Data entries:
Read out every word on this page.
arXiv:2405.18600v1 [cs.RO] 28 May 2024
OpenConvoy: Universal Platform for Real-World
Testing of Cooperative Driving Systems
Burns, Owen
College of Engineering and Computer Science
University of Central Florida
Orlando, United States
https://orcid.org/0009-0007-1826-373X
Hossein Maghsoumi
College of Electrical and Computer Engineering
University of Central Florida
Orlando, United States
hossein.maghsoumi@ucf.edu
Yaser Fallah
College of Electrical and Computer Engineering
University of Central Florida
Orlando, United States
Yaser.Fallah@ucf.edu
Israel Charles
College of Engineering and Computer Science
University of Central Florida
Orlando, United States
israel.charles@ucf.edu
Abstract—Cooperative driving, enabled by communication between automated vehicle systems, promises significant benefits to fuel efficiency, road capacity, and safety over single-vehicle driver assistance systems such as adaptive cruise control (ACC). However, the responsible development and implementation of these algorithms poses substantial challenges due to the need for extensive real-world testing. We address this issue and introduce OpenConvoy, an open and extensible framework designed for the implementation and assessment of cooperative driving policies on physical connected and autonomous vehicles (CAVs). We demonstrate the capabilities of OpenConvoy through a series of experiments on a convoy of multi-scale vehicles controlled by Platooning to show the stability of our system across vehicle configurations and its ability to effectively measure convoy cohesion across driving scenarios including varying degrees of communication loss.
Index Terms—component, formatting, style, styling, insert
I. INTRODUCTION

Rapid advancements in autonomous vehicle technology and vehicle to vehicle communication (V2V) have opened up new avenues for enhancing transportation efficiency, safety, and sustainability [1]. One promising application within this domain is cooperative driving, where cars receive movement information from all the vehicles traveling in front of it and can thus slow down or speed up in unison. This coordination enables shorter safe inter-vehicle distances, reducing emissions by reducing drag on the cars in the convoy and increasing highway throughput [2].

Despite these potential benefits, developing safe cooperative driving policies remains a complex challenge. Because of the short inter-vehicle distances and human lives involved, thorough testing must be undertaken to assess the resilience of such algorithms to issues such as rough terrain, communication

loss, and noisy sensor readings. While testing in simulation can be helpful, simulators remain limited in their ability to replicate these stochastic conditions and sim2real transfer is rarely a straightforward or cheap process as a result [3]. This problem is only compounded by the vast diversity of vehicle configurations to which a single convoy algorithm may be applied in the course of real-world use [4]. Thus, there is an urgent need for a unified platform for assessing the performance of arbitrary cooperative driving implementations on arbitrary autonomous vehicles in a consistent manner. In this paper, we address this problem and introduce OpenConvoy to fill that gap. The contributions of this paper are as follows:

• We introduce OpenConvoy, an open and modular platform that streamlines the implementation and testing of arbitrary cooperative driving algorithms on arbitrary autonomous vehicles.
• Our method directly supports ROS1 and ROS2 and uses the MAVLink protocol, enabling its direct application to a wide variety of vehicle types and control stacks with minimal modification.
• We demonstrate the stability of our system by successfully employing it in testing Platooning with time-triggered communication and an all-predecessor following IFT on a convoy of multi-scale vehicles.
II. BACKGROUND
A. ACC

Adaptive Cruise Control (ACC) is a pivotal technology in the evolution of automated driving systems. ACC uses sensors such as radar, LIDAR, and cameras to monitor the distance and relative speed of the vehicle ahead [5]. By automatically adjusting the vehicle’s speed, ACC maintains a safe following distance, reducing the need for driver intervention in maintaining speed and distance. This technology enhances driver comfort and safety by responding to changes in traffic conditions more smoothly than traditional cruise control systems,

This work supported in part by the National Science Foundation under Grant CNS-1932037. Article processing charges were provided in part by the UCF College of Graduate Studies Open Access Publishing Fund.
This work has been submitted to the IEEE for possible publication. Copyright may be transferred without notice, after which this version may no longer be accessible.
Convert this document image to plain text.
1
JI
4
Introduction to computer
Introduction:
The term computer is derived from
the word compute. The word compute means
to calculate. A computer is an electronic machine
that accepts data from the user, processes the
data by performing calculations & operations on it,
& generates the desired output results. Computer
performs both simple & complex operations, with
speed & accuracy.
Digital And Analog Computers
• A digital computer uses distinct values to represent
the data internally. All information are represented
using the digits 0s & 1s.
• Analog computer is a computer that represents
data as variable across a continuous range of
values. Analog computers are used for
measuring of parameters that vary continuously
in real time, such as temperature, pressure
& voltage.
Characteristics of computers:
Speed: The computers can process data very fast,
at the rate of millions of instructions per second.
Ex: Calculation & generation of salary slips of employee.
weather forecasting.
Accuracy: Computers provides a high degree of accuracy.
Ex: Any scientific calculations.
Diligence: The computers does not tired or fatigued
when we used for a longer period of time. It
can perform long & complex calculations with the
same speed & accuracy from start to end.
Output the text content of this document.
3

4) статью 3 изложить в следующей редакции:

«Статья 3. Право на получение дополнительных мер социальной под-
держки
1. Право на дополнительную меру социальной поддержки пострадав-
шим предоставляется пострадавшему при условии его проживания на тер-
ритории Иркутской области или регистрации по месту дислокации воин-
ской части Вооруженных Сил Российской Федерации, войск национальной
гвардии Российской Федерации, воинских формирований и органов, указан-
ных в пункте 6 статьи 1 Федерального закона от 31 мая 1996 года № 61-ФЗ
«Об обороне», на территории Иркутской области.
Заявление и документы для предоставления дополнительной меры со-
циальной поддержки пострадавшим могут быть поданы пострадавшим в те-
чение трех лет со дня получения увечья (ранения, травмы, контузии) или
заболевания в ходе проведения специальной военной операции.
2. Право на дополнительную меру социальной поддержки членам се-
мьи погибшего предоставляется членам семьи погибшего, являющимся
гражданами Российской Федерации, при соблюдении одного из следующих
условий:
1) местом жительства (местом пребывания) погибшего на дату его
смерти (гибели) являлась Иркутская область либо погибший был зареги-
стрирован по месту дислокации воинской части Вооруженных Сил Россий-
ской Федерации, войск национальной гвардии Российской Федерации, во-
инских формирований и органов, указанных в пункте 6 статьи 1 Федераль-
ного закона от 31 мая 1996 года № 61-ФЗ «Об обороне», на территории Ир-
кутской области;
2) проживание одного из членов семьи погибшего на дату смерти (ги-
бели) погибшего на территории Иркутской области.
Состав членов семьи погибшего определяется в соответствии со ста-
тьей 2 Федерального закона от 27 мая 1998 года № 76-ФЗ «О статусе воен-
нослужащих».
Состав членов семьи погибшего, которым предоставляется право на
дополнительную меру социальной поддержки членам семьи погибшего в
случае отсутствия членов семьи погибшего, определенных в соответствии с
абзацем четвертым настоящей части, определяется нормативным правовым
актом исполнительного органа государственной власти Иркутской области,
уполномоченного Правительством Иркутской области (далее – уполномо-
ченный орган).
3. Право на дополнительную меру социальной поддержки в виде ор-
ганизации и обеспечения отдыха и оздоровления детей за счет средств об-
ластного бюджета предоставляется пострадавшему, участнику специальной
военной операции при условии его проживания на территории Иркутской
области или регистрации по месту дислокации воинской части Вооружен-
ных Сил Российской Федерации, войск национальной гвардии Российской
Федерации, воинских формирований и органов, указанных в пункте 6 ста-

WRITTEN REQUEST:
Lines that hold "Российской" are the ones to copy; find all of them.

RESULT FOR THIS EXERCISE:
ской части Вооруженных Сил Российской Федерации, войск национальной
гвардии Российской Федерации, воинских формирований и органов, указан-
гражданами Российской Федерации, при соблюдении одного из следующих
ской Федерации, войск национальной гвардии Российской Федерации, во-
ных Сил Российской Федерации, войск национальной гвардии Российской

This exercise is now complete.